§ THE TASK
Write out every line below that includes the word "ylabel".

Records about charts and figures:
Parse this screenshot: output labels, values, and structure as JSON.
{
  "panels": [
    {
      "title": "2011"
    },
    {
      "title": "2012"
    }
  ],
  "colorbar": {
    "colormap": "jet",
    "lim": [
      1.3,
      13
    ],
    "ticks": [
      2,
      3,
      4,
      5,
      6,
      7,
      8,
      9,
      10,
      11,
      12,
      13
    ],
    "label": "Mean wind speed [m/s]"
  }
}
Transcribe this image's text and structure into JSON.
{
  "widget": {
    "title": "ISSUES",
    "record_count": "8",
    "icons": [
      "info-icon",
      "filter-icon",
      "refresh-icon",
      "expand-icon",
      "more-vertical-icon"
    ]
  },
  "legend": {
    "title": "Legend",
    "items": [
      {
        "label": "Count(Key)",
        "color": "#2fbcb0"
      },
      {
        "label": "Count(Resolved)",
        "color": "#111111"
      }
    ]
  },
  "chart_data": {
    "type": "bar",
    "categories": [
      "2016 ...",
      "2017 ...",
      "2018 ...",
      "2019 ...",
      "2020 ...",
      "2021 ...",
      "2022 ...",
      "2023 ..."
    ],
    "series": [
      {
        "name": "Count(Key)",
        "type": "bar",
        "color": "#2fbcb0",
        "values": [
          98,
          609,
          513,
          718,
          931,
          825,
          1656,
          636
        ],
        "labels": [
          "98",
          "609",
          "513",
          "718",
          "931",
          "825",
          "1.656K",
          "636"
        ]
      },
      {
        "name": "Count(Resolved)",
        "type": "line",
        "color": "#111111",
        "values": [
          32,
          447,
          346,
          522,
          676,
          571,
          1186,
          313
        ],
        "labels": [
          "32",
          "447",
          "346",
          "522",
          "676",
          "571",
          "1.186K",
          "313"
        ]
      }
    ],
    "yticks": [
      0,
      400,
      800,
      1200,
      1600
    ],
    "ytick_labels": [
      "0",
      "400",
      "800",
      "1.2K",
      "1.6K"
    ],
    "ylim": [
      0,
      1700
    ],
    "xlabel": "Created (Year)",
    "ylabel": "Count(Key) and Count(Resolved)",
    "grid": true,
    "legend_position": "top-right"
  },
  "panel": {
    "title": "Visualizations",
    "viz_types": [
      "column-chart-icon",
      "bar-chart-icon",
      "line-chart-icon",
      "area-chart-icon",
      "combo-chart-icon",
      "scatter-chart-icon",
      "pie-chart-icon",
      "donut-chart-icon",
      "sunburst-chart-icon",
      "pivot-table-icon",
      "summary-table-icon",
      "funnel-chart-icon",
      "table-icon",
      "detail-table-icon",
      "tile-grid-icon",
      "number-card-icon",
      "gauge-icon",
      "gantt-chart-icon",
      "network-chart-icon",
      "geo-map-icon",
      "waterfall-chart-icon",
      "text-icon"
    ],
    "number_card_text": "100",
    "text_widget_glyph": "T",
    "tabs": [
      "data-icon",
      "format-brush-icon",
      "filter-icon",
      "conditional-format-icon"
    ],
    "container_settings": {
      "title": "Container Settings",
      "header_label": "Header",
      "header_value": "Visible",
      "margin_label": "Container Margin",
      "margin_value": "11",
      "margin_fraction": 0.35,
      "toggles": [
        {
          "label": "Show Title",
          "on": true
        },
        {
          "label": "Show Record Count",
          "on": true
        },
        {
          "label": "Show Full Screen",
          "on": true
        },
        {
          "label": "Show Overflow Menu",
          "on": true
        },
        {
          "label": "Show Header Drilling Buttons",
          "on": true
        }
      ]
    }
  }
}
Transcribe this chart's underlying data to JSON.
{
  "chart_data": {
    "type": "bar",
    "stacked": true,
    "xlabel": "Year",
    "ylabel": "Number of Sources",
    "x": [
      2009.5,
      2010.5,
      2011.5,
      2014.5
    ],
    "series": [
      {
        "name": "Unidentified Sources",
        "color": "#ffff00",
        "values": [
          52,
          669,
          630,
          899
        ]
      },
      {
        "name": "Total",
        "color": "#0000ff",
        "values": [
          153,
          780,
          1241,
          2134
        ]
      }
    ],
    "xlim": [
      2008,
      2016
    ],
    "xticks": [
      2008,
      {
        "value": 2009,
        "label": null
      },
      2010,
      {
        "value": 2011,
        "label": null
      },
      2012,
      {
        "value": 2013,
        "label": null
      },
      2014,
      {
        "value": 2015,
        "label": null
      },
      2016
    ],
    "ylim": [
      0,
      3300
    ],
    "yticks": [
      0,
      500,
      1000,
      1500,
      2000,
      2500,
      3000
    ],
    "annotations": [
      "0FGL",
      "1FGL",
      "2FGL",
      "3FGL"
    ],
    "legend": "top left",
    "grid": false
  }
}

§ EXPECTED OUTPUT
    "ylabel": "Count(Key) and Count(Resolved)",
    "ylabel": "Number of Sources",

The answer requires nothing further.